#### Material shown ####

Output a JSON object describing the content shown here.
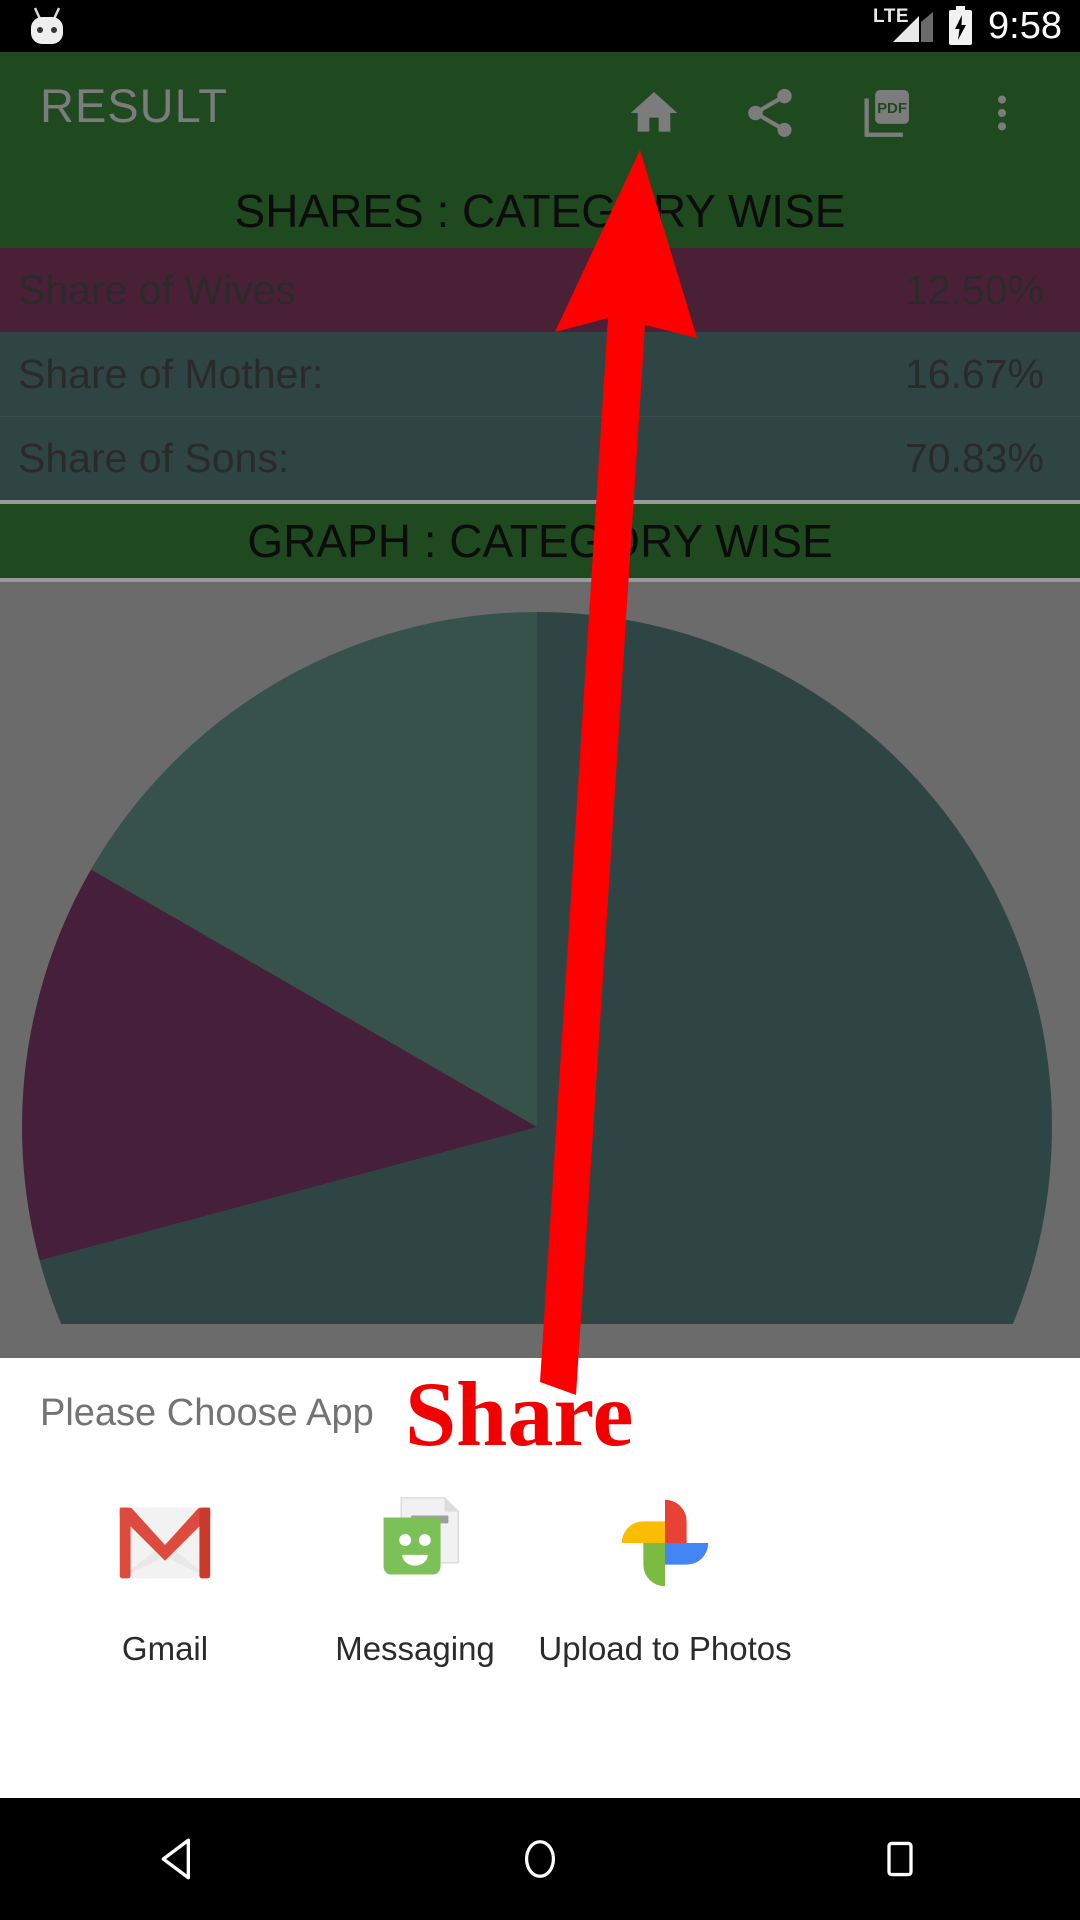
{
  "status_bar": {
    "network_label": "LTE",
    "time": "9:58",
    "icons": [
      "android-head-icon",
      "signal-icon",
      "battery-charging-icon"
    ]
  },
  "app_bar": {
    "title": "RESULT",
    "actions": [
      {
        "name": "home-icon",
        "label": "Home"
      },
      {
        "name": "share-icon",
        "label": "Share"
      },
      {
        "name": "pdf-icon",
        "label": "PDF"
      },
      {
        "name": "overflow-menu-icon",
        "label": "More options"
      }
    ]
  },
  "shares_section": {
    "header": "SHARES : CATEGORY WISE",
    "rows": [
      {
        "label": "Share of Wives",
        "value": "12.50%",
        "style": "purple"
      },
      {
        "label": "Share of Mother:",
        "value": "16.67%",
        "style": "slate"
      },
      {
        "label": "Share of Sons:",
        "value": "70.83%",
        "style": "slate"
      }
    ]
  },
  "graph_section": {
    "header": "GRAPH : CATEGORY WISE"
  },
  "chart_data": {
    "type": "pie",
    "title": "GRAPH : CATEGORY WISE",
    "categories": [
      "Share of Sons",
      "Share of Wives",
      "Share of Mother"
    ],
    "values": [
      70.83,
      12.5,
      16.67
    ],
    "unit": "%",
    "colors": [
      "#2f4544",
      "#46203a",
      "#37514b"
    ],
    "legend": "none",
    "labels_shown": false
  },
  "colors": {
    "app_bar_green": "#1f4a20",
    "row_purple": "#4a2036",
    "row_slate": "#2f4544",
    "scrim_gray": "#6b6b6b",
    "annotation_red": "#f20000"
  },
  "share_dialog": {
    "title": "Please Choose App",
    "annotation": "Share",
    "apps": [
      {
        "name": "Gmail",
        "icon": "gmail-icon"
      },
      {
        "name": "Messaging",
        "icon": "messaging-icon"
      },
      {
        "name": "Upload to Photos",
        "icon": "google-photos-icon"
      }
    ]
  },
  "nav_bar": {
    "buttons": [
      {
        "name": "back-button",
        "label": "Back"
      },
      {
        "name": "home-button",
        "label": "Home"
      },
      {
        "name": "recents-button",
        "label": "Recents"
      }
    ]
  }
}
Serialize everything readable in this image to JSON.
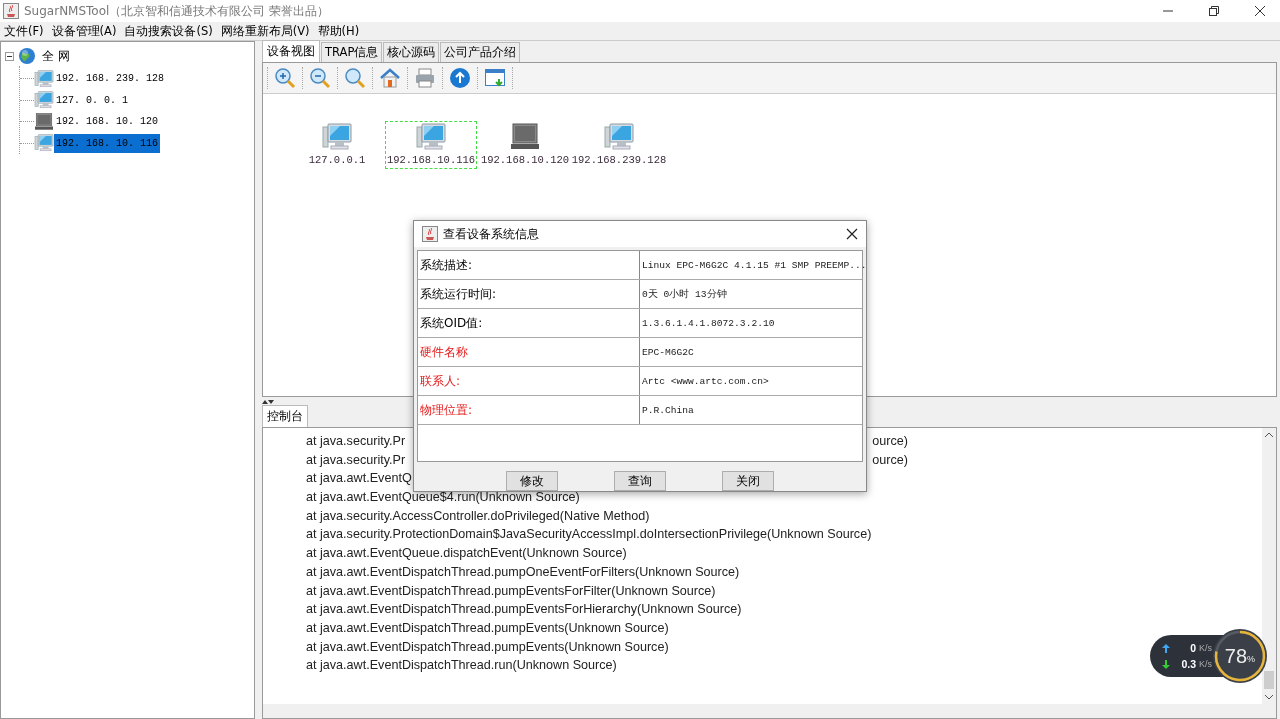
{
  "window": {
    "title": "SugarNMSTool（北京智和信通技术有限公司 荣誉出品）"
  },
  "menu": [
    "文件(F)",
    "设备管理(A)",
    "自动搜索设备(S)",
    "网络重新布局(V)",
    "帮助(H)"
  ],
  "tree": {
    "label": "全 网",
    "expanded": true,
    "children": [
      {
        "label": "192. 168. 239. 128",
        "online": true,
        "selected": false
      },
      {
        "label": "127. 0. 0. 1",
        "online": true,
        "selected": false
      },
      {
        "label": "192. 168. 10. 120",
        "online": false,
        "selected": false
      },
      {
        "label": "192. 168. 10. 116",
        "online": true,
        "selected": true
      }
    ]
  },
  "tabs": [
    {
      "label": "设备视图",
      "selected": true
    },
    {
      "label": "TRAP信息",
      "selected": false
    },
    {
      "label": "核心源码",
      "selected": false
    },
    {
      "label": "公司产品介绍",
      "selected": false
    }
  ],
  "devices": [
    {
      "label": "127.0.0.1",
      "online": true,
      "selected": false
    },
    {
      "label": "192.168.10.116",
      "online": true,
      "selected": true
    },
    {
      "label": "192.168.10.120",
      "online": false,
      "selected": false
    },
    {
      "label": "192.168.239.128",
      "online": true,
      "selected": false
    }
  ],
  "console": {
    "tab": "控制台",
    "lines": [
      {
        "left": "at java.security.Pr",
        "right": "ource)"
      },
      {
        "left": "at java.security.Pr",
        "right": "ource)"
      },
      {
        "left": "at java.awt.EventQ"
      },
      {
        "left": "at java.awt.EventQueue$4.run(Unknown Source)"
      },
      {
        "left": "at java.security.AccessController.doPrivileged(Native Method)"
      },
      {
        "left": "at java.security.ProtectionDomain$JavaSecurityAccessImpl.doIntersectionPrivilege(Unknown Source)"
      },
      {
        "left": "at java.awt.EventQueue.dispatchEvent(Unknown Source)"
      },
      {
        "left": "at java.awt.EventDispatchThread.pumpOneEventForFilters(Unknown Source)"
      },
      {
        "left": "at java.awt.EventDispatchThread.pumpEventsForFilter(Unknown Source)"
      },
      {
        "left": "at java.awt.EventDispatchThread.pumpEventsForHierarchy(Unknown Source)"
      },
      {
        "left": "at java.awt.EventDispatchThread.pumpEvents(Unknown Source)"
      },
      {
        "left": "at java.awt.EventDispatchThread.pumpEvents(Unknown Source)"
      },
      {
        "left": "at java.awt.EventDispatchThread.run(Unknown Source)"
      }
    ]
  },
  "dialog": {
    "title": "查看设备系统信息",
    "rows": [
      {
        "label": "系统描述:",
        "value": "Linux EPC-M6G2C 4.1.15 #1 SMP PREEMP...",
        "emphasized": false
      },
      {
        "label": "系统运行时间:",
        "value": "0天 0小时 13分钟",
        "emphasized": false
      },
      {
        "label": "系统OID值:",
        "value": "1.3.6.1.4.1.8072.3.2.10",
        "emphasized": false
      },
      {
        "label": "硬件名称",
        "value": "EPC-M6G2C",
        "emphasized": true
      },
      {
        "label": "联系人:",
        "value": "Artc <www.artc.com.cn>",
        "emphasized": true
      },
      {
        "label": "物理位置:",
        "value": "P.R.China",
        "emphasized": true
      }
    ],
    "buttons": [
      "修改",
      "查询",
      "关闭"
    ]
  },
  "net_widget": {
    "upload": "0",
    "upload_unit": "K/s",
    "download": "0.3",
    "download_unit": "K/s",
    "percent": "78",
    "percent_sign": "%"
  }
}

####

## [Directions]
The material above holds pictures; copy everything else in it exactly.

## [Exercise output]
Output a JSON object describing the content shown here.
{
  "status_bar": {
    "network_label": "LTE",
    "time": "9:58",
    "icons": [
      "android-head-icon",
      "signal-icon",
      "battery-charging-icon"
    ]
  },
  "app_bar": {
    "title": "RESULT",
    "actions": [
      {
        "name": "home-icon",
        "label": "Home"
      },
      {
        "name": "share-icon",
        "label": "Share"
      },
      {
        "name": "pdf-icon",
        "label": "PDF"
      },
      {
        "name": "overflow-menu-icon",
        "label": "More options"
      }
    ]
  },
  "shares_section": {
    "header": "SHARES : CATEGORY WISE",
    "rows": [
      {
        "label": "Share of Wives",
        "value": "12.50%",
        "style": "purple"
      },
      {
        "label": "Share of Mother:",
        "value": "16.67%",
        "style": "slate"
      },
      {
        "label": "Share of Sons:",
        "value": "70.83%",
        "style": "slate"
      }
    ]
  },
  "graph_section": {
    "header": "GRAPH : CATEGORY WISE"
  },
  "chart_data": {
    "type": "pie",
    "title": "GRAPH : CATEGORY WISE",
    "categories": [
      "Share of Sons",
      "Share of Wives",
      "Share of Mother"
    ],
    "values": [
      70.83,
      12.5,
      16.67
    ],
    "unit": "%",
    "colors": [
      "#2f4544",
      "#46203a",
      "#37514b"
    ],
    "legend": "none",
    "labels_shown": false
  },
  "colors": {
    "app_bar_green": "#1f4a20",
    "row_purple": "#4a2036",
    "row_slate": "#2f4544",
    "scrim_gray": "#6b6b6b",
    "annotation_red": "#f20000"
  },
  "share_dialog": {
    "title": "Please Choose App",
    "annotation": "Share",
    "apps": [
      {
        "name": "Gmail",
        "icon": "gmail-icon"
      },
      {
        "name": "Messaging",
        "icon": "messaging-icon"
      },
      {
        "name": "Upload to Photos",
        "icon": "google-photos-icon"
      }
    ]
  },
  "nav_bar": {
    "buttons": [
      {
        "name": "back-button",
        "label": "Back"
      },
      {
        "name": "home-button",
        "label": "Home"
      },
      {
        "name": "recents-button",
        "label": "Recents"
      }
    ]
  }
}
Serialize everything readable in this image to JSON.
{
  "window": {
    "title": "SugarNMSTool（北京智和信通技术有限公司 荣誉出品）"
  },
  "menu": [
    "文件(F)",
    "设备管理(A)",
    "自动搜索设备(S)",
    "网络重新布局(V)",
    "帮助(H)"
  ],
  "tree": {
    "label": "全 网",
    "expanded": true,
    "children": [
      {
        "label": "192. 168. 239. 128",
        "online": true,
        "selected": false
      },
      {
        "label": "127. 0. 0. 1",
        "online": true,
        "selected": false
      },
      {
        "label": "192. 168. 10. 120",
        "online": false,
        "selected": false
      },
      {
        "label": "192. 168. 10. 116",
        "online": true,
        "selected": true
      }
    ]
  },
  "tabs": [
    {
      "label": "设备视图",
      "selected": true
    },
    {
      "label": "TRAP信息",
      "selected": false
    },
    {
      "label": "核心源码",
      "selected": false
    },
    {
      "label": "公司产品介绍",
      "selected": false
    }
  ],
  "devices": [
    {
      "label": "127.0.0.1",
      "online": true,
      "selected": false
    },
    {
      "label": "192.168.10.116",
      "online": true,
      "selected": true
    },
    {
      "label": "192.168.10.120",
      "online": false,
      "selected": false
    },
    {
      "label": "192.168.239.128",
      "online": true,
      "selected": false
    }
  ],
  "console": {
    "tab": "控制台",
    "lines": [
      {
        "left": "at java.security.Pr",
        "right": "ource)"
      },
      {
        "left": "at java.security.Pr",
        "right": "ource)"
      },
      {
        "left": "at java.awt.EventQ"
      },
      {
        "left": "at java.awt.EventQueue$4.run(Unknown Source)"
      },
      {
        "left": "at java.security.AccessController.doPrivileged(Native Method)"
      },
      {
        "left": "at java.security.ProtectionDomain$JavaSecurityAccessImpl.doIntersectionPrivilege(Unknown Source)"
      },
      {
        "left": "at java.awt.EventQueue.dispatchEvent(Unknown Source)"
      },
      {
        "left": "at java.awt.EventDispatchThread.pumpOneEventForFilters(Unknown Source)"
      },
      {
        "left": "at java.awt.EventDispatchThread.pumpEventsForFilter(Unknown Source)"
      },
      {
        "left": "at java.awt.EventDispatchThread.pumpEventsForHierarchy(Unknown Source)"
      },
      {
        "left": "at java.awt.EventDispatchThread.pumpEvents(Unknown Source)"
      },
      {
        "left": "at java.awt.EventDispatchThread.pumpEvents(Unknown Source)"
      },
      {
        "left": "at java.awt.EventDispatchThread.run(Unknown Source)"
      }
    ]
  },
  "dialog": {
    "title": "查看设备系统信息",
    "rows": [
      {
        "label": "系统描述:",
        "value": "Linux EPC-M6G2C 4.1.15 #1 SMP PREEMP...",
        "emphasized": false
      },
      {
        "label": "系统运行时间:",
        "value": "0天 0小时 13分钟",
        "emphasized": false
      },
      {
        "label": "系统OID值:",
        "value": "1.3.6.1.4.1.8072.3.2.10",
        "emphasized": false
      },
      {
        "label": "硬件名称",
        "value": "EPC-M6G2C",
        "emphasized": true
      },
      {
        "label": "联系人:",
        "value": "Artc <www.artc.com.cn>",
        "emphasized": true
      },
      {
        "label": "物理位置:",
        "value": "P.R.China",
        "emphasized": true
      }
    ],
    "buttons": [
      "修改",
      "查询",
      "关闭"
    ]
  },
  "net_widget": {
    "upload": "0",
    "upload_unit": "K/s",
    "download": "0.3",
    "download_unit": "K/s",
    "percent": "78",
    "percent_sign": "%"
  }
}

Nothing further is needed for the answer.